◆ **REQUIREMENT**: Only the number is wanted: count the lines in the data with "this" in them.

◆ **DATA TO PROCESS**:
(begin)
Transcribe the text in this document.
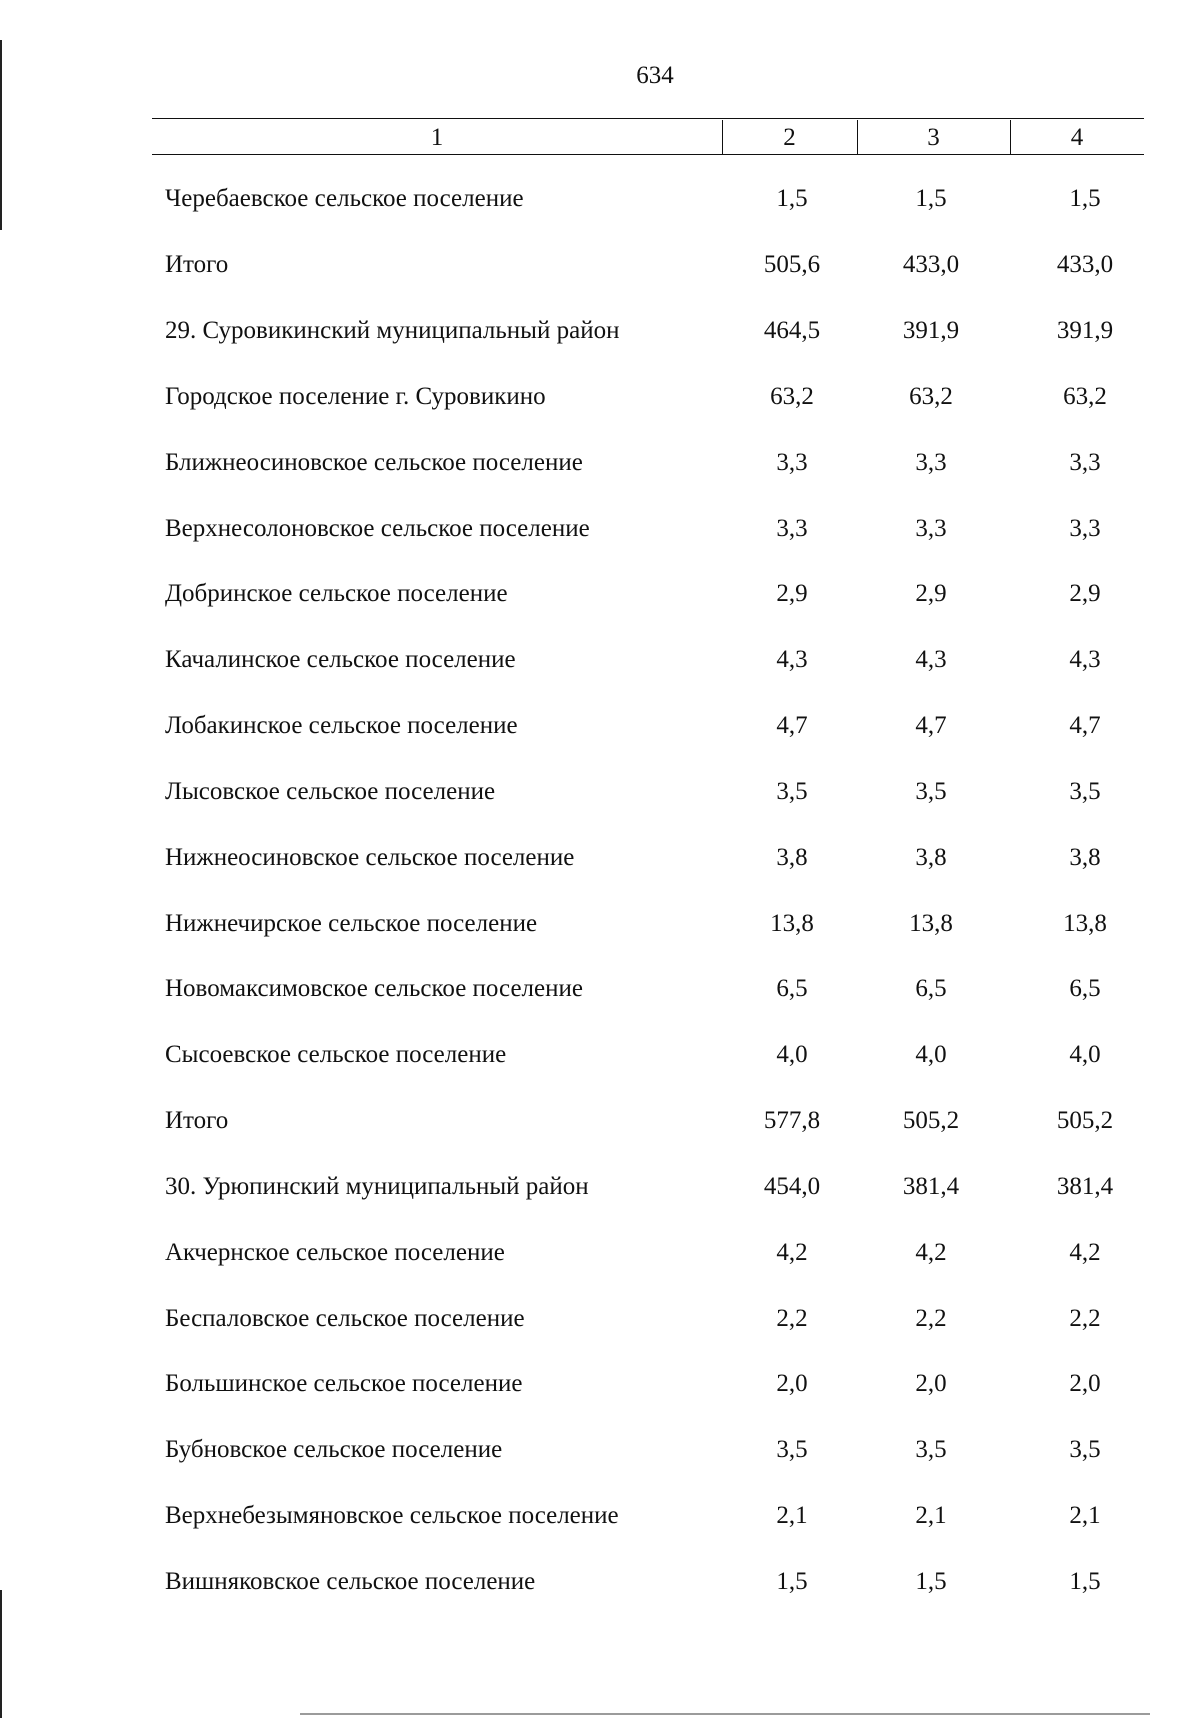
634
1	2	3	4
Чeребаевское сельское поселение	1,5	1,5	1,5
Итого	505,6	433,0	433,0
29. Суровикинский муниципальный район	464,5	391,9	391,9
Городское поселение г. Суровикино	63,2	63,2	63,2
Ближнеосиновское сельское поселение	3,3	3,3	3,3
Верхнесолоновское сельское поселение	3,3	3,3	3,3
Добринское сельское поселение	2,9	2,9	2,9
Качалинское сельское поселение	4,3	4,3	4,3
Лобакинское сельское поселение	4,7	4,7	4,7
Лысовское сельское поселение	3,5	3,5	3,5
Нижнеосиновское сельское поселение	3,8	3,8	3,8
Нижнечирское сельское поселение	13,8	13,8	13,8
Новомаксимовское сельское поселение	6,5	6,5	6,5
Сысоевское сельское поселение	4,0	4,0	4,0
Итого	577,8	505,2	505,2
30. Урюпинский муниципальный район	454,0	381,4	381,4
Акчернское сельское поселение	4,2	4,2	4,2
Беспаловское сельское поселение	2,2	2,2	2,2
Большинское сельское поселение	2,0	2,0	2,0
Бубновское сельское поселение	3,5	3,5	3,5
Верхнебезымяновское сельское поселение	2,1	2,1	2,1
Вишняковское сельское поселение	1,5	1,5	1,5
(end)
(begin)
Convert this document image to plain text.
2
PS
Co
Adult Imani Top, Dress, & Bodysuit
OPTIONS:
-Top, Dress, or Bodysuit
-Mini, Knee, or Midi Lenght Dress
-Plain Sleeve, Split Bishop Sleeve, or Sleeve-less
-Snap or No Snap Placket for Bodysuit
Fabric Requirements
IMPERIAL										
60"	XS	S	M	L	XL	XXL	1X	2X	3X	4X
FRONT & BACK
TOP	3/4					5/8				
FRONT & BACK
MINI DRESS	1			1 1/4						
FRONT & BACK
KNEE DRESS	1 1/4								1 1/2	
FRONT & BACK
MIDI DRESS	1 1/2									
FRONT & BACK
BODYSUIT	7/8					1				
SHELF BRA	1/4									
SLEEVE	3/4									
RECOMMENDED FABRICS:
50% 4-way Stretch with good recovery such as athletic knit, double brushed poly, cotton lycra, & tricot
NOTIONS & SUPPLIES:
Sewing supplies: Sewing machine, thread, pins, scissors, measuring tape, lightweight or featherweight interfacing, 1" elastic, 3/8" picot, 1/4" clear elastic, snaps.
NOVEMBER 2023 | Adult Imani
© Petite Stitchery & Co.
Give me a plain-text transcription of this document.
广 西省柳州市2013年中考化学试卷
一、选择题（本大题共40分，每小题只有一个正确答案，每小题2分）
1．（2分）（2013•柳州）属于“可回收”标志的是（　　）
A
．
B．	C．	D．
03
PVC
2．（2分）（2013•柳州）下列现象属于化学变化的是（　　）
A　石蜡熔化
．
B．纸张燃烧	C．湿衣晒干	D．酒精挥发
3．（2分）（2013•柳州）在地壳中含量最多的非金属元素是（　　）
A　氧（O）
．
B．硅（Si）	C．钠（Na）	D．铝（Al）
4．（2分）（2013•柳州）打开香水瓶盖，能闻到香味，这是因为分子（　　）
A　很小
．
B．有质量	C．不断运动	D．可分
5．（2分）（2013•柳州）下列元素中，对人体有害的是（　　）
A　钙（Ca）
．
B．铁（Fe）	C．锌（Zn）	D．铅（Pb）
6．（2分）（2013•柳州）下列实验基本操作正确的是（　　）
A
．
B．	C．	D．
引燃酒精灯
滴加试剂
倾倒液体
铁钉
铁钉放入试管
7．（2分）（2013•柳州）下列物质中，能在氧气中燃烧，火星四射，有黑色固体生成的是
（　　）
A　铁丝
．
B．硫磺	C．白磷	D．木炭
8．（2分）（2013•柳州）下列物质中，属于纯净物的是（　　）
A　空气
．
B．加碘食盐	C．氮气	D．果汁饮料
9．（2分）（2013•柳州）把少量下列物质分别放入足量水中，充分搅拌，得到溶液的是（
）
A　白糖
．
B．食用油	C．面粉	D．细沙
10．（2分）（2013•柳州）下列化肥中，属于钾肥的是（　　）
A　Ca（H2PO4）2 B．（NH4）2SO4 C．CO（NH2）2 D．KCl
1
(end)
◆ **SOLUTION BELOW**: 3